Element placement data

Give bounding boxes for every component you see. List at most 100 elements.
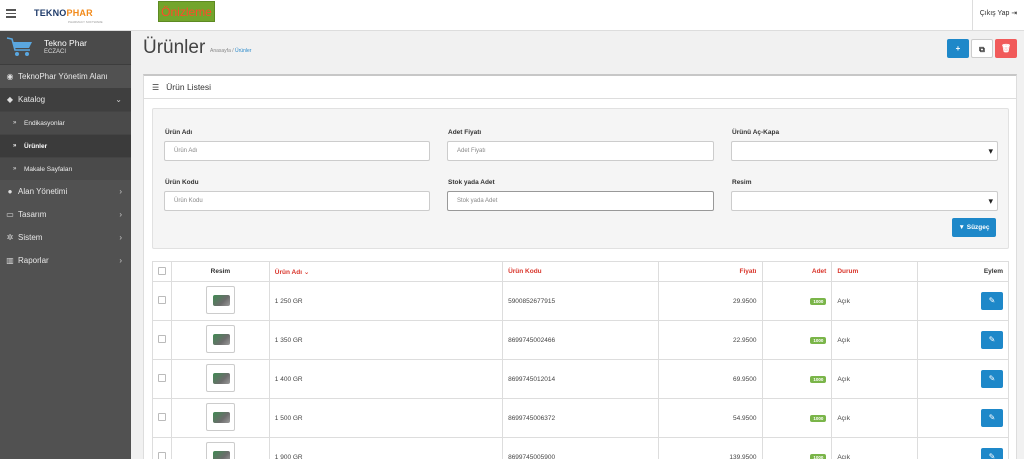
chevron-right-icon: › (119, 256, 122, 265)
row-checkbox[interactable] (158, 374, 166, 382)
sidebar-item-dashboard[interactable]: ◉ TeknoPhar Yönetim Alanı (0, 65, 131, 88)
row-checkbox[interactable] (158, 296, 166, 304)
product-name-input[interactable]: Ürün Adı (164, 141, 430, 161)
sidebar-item-area-management[interactable]: ● Alan Yönetimi › (0, 180, 131, 203)
copy-button[interactable]: ⧉ (971, 39, 993, 58)
menu-toggle-icon[interactable] (6, 9, 16, 19)
double-chevron-icon: » (13, 120, 17, 126)
row-select-cell (152, 359, 172, 399)
edit-button[interactable]: ✎ (981, 292, 1003, 310)
plus-icon: + (955, 44, 961, 53)
quantity-cell: 1000 (761, 281, 833, 321)
add-product-button[interactable]: + (947, 39, 969, 58)
profile-block: Tekno Phar ECZACI (0, 31, 131, 65)
product-code-input[interactable]: Ürün Kodu (164, 191, 430, 211)
sign-out-icon: ⇥ (1011, 10, 1018, 17)
column-image: Resim (171, 261, 270, 282)
panel-title: Ürün Listesi (166, 82, 212, 92)
double-chevron-icon: » (13, 143, 17, 149)
action-cell: ✎ (917, 320, 1009, 360)
table-header-row: Resim Ürün Adı ⌄ Ürün Kodu Fiyatı Adet D… (152, 261, 1009, 282)
quantity-badge: 1000 (810, 375, 827, 383)
logout-button[interactable]: Çıkış Yap ⇥ (972, 0, 1024, 31)
table-row: 1 250 GR 5900852677915 29.9500 1000 Açık… (152, 281, 1009, 321)
breadcrumb-products[interactable]: Ürünler (235, 48, 251, 54)
row-select-cell (152, 281, 172, 321)
product-image-cell (171, 437, 270, 459)
stock-input[interactable]: Stok yada Adet (447, 191, 714, 211)
quantity-cell: 1000 (761, 437, 833, 459)
pencil-icon: ✎ (988, 413, 996, 422)
row-checkbox[interactable] (158, 335, 166, 343)
row-checkbox[interactable] (158, 413, 166, 421)
product-name-label: Ürün Adı (165, 129, 193, 136)
edit-button[interactable]: ✎ (981, 370, 1003, 388)
panel-heading: ☰ Ürün Listesi (144, 76, 1016, 99)
sidebar-item-design[interactable]: ▭ Tasarım › (0, 203, 131, 226)
edit-button[interactable]: ✎ (981, 409, 1003, 427)
delete-button[interactable]: 🗑 (995, 39, 1017, 58)
sidebar-item-reports[interactable]: ▥ Raporlar › (0, 249, 131, 272)
filter-button-label: Süzgeç (966, 224, 990, 231)
product-code-cell: 8699745006372 (502, 398, 659, 438)
column-status[interactable]: Durum (831, 261, 919, 282)
logo[interactable]: TEKNOPHAR (34, 8, 93, 18)
product-table: Resim Ürün Adı ⌄ Ürün Kodu Fiyatı Adet D… (152, 261, 1009, 459)
filter-button[interactable]: ▼ Süzgeç (952, 218, 996, 237)
sidebar-item-label: TeknoPhar Yönetim Alanı (18, 72, 108, 81)
sidebar-item-system[interactable]: ✲ Sistem › (0, 226, 131, 249)
product-image-cell (171, 398, 270, 438)
row-checkbox[interactable] (158, 452, 166, 459)
column-quantity[interactable]: Adet (761, 261, 833, 282)
product-image-cell (171, 281, 270, 321)
action-cell: ✎ (917, 398, 1009, 438)
column-price[interactable]: Fiyatı (657, 261, 763, 282)
sidebar-item-label: Sistem (18, 233, 43, 242)
quantity-cell: 1000 (761, 320, 833, 360)
preview-button[interactable]: Önizleme (158, 1, 215, 22)
pencil-icon: ✎ (988, 335, 996, 344)
edit-button[interactable]: ✎ (981, 331, 1003, 349)
select-all-checkbox[interactable] (158, 266, 166, 275)
sidebar: Tekno Phar ECZACI ◉ TeknoPhar Yönetim Al… (0, 31, 131, 459)
product-name-cell: 1 250 GR (268, 281, 504, 321)
product-toggle-label: Ürünü Aç-Kapa (732, 129, 780, 136)
sidebar-item-products[interactable]: » Ürünler (0, 134, 131, 157)
price-cell: 22.9500 (657, 320, 763, 360)
breadcrumb-home[interactable]: Anasayfa (210, 48, 231, 54)
logo-subtitle: PHARMACY SOFTWARE (68, 20, 103, 24)
profile-role: ECZACI (44, 49, 67, 55)
image-label: Resim (732, 179, 752, 186)
status-cell: Açık (831, 281, 919, 321)
unit-price-input[interactable]: Adet Fiyatı (447, 141, 714, 161)
select-all-cell (152, 261, 172, 282)
quantity-cell: 1000 (761, 398, 833, 438)
action-cell: ✎ (917, 359, 1009, 399)
sidebar-item-catalog[interactable]: ◆ Katalog ⌄ (0, 88, 131, 111)
sidebar-item-indications[interactable]: » Endikasyonlar (0, 111, 131, 134)
product-name-cell: 1 900 GR (268, 437, 504, 459)
product-thumbnail (205, 442, 235, 459)
status-cell: Açık (831, 437, 919, 459)
sidebar-item-articles[interactable]: » Makale Sayfaları (0, 157, 131, 180)
product-code-cell: 8699745012014 (502, 359, 659, 399)
price-cell: 29.9500 (657, 281, 763, 321)
product-name-cell: 1 400 GR (268, 359, 504, 399)
list-icon: ☰ (152, 83, 160, 92)
column-product-name[interactable]: Ürün Adı ⌄ (268, 261, 504, 282)
edit-button[interactable]: ✎ (981, 448, 1003, 459)
logo-text-part2: PHAR (66, 8, 93, 18)
filter-icon: ▼ (958, 224, 965, 231)
table-row: 1 500 GR 8699745006372 54.9500 1000 Açık… (152, 398, 1009, 438)
product-thumbnail (205, 325, 235, 353)
product-toggle-select[interactable] (731, 141, 998, 161)
image-select[interactable] (731, 191, 998, 211)
product-name-cell: 1 350 GR (268, 320, 504, 360)
tags-icon: ◆ (6, 95, 14, 104)
sort-desc-icon: ⌄ (303, 268, 310, 276)
column-product-code[interactable]: Ürün Kodu (502, 261, 659, 282)
quantity-badge: 1000 (810, 414, 827, 422)
unit-price-label: Adet Fiyatı (448, 129, 482, 136)
row-select-cell (152, 437, 172, 459)
bar-chart-icon: ▥ (6, 256, 14, 265)
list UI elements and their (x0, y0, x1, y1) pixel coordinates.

• **THE PROBLEM**: Extract every line of the data above word for word, omitting the pictures.

• **THE ANSWER**:
Give bounding boxes for every component you see. List at most 100 elements.
chevron-right-icon: › (119, 256, 122, 265)
row-checkbox[interactable] (158, 374, 166, 382)
sidebar-item-dashboard[interactable]: ◉ TeknoPhar Yönetim Alanı (0, 65, 131, 88)
row-checkbox[interactable] (158, 296, 166, 304)
product-name-input[interactable]: Ürün Adı (164, 141, 430, 161)
sidebar-item-area-management[interactable]: ● Alan Yönetimi › (0, 180, 131, 203)
copy-button[interactable]: ⧉ (971, 39, 993, 58)
menu-toggle-icon[interactable] (6, 9, 16, 19)
double-chevron-icon: » (13, 120, 17, 126)
row-select-cell (152, 359, 172, 399)
edit-button[interactable]: ✎ (981, 292, 1003, 310)
plus-icon: + (955, 44, 961, 53)
quantity-cell: 1000 (761, 281, 833, 321)
add-product-button[interactable]: + (947, 39, 969, 58)
profile-block: Tekno Phar ECZACI (0, 31, 131, 65)
product-code-input[interactable]: Ürün Kodu (164, 191, 430, 211)
sign-out-icon: ⇥ (1011, 10, 1018, 17)
column-image: Resim (171, 261, 270, 282)
panel-title: Ürün Listesi (166, 82, 212, 92)
double-chevron-icon: » (13, 143, 17, 149)
action-cell: ✎ (917, 320, 1009, 360)
table-header-row: Resim Ürün Adı ⌄ Ürün Kodu Fiyatı Adet D… (152, 261, 1009, 282)
quantity-badge: 1000 (810, 375, 827, 383)
logout-button[interactable]: Çıkış Yap ⇥ (972, 0, 1024, 31)
table-row: 1 250 GR 5900852677915 29.9500 1000 Açık… (152, 281, 1009, 321)
breadcrumb-products[interactable]: Ürünler (235, 48, 251, 54)
row-select-cell (152, 281, 172, 321)
product-image-cell (171, 437, 270, 459)
stock-input[interactable]: Stok yada Adet (447, 191, 714, 211)
quantity-cell: 1000 (761, 437, 833, 459)
pencil-icon: ✎ (988, 413, 996, 422)
row-checkbox[interactable] (158, 335, 166, 343)
row-checkbox[interactable] (158, 413, 166, 421)
product-name-label: Ürün Adı (165, 129, 193, 136)
edit-button[interactable]: ✎ (981, 370, 1003, 388)
panel-heading: ☰ Ürün Listesi (144, 76, 1016, 99)
sidebar-item-design[interactable]: ▭ Tasarım › (0, 203, 131, 226)
edit-button[interactable]: ✎ (981, 409, 1003, 427)
delete-button[interactable]: 🗑 (995, 39, 1017, 58)
sidebar-item-reports[interactable]: ▥ Raporlar › (0, 249, 131, 272)
filter-button-label: Süzgeç (966, 224, 990, 231)
product-code-cell: 8699745006372 (502, 398, 659, 438)
column-status[interactable]: Durum (831, 261, 919, 282)
logo[interactable]: TEKNOPHAR (34, 8, 93, 18)
product-table: Resim Ürün Adı ⌄ Ürün Kodu Fiyatı Adet D… (152, 261, 1009, 459)
filter-button[interactable]: ▼ Süzgeç (952, 218, 996, 237)
sidebar-item-label: TeknoPhar Yönetim Alanı (18, 72, 108, 81)
sidebar-item-system[interactable]: ✲ Sistem › (0, 226, 131, 249)
product-image-cell (171, 398, 270, 438)
row-checkbox[interactable] (158, 452, 166, 459)
column-quantity[interactable]: Adet (761, 261, 833, 282)
product-image-cell (171, 281, 270, 321)
action-cell: ✎ (917, 398, 1009, 438)
column-price[interactable]: Fiyatı (657, 261, 763, 282)
sidebar-item-label: Sistem (18, 233, 43, 242)
quantity-cell: 1000 (761, 320, 833, 360)
preview-button[interactable]: Önizleme (158, 1, 215, 22)
pencil-icon: ✎ (988, 335, 996, 344)
edit-button[interactable]: ✎ (981, 331, 1003, 349)
select-all-checkbox[interactable] (158, 266, 166, 275)
sidebar: Tekno Phar ECZACI ◉ TeknoPhar Yönetim Al… (0, 31, 131, 459)
product-name-cell: 1 250 GR (268, 281, 504, 321)
product-toggle-label: Ürünü Aç-Kapa (732, 129, 780, 136)
sidebar-item-products[interactable]: » Ürünler (0, 134, 131, 157)
price-cell: 22.9500 (657, 320, 763, 360)
breadcrumb-home[interactable]: Anasayfa (210, 48, 231, 54)
logo-subtitle: PHARMACY SOFTWARE (68, 20, 103, 24)
profile-role: ECZACI (44, 49, 67, 55)
image-label: Resim (732, 179, 752, 186)
status-cell: Açık (831, 281, 919, 321)
unit-price-input[interactable]: Adet Fiyatı (447, 141, 714, 161)
select-all-cell (152, 261, 172, 282)
quantity-cell: 1000 (761, 398, 833, 438)
action-cell: ✎ (917, 359, 1009, 399)
sidebar-item-catalog[interactable]: ◆ Katalog ⌄ (0, 88, 131, 111)
sidebar-item-indications[interactable]: » Endikasyonlar (0, 111, 131, 134)
product-name-cell: 1 900 GR (268, 437, 504, 459)
product-thumbnail (205, 442, 235, 459)
status-cell: Açık (831, 437, 919, 459)
sidebar-item-articles[interactable]: » Makale Sayfaları (0, 157, 131, 180)
product-code-cell: 8699745012014 (502, 359, 659, 399)
price-cell: 29.9500 (657, 281, 763, 321)
product-name-cell: 1 400 GR (268, 359, 504, 399)
list-icon: ☰ (152, 83, 160, 92)
column-product-name[interactable]: Ürün Adı ⌄ (268, 261, 504, 282)
edit-button[interactable]: ✎ (981, 448, 1003, 459)
logo-text-part2: PHAR (66, 8, 93, 18)
filter-icon: ▼ (958, 224, 965, 231)
table-row: 1 500 GR 8699745006372 54.9500 1000 Açık… (152, 398, 1009, 438)
product-thumbnail (205, 325, 235, 353)
product-toggle-select[interactable] (731, 141, 998, 161)
image-select[interactable] (731, 191, 998, 211)
product-name-cell: 1 350 GR (268, 320, 504, 360)
tags-icon: ◆ (6, 95, 14, 104)
sort-desc-icon: ⌄ (303, 268, 310, 276)
column-product-code[interactable]: Ürün Kodu (502, 261, 659, 282)
quantity-badge: 1000 (810, 414, 827, 422)
unit-price-label: Adet Fiyatı (448, 129, 482, 136)
row-select-cell (152, 437, 172, 459)
bar-chart-icon: ▥ (6, 256, 14, 265)
list UI elements and their (x0, y0, x1, y1) pixel coordinates.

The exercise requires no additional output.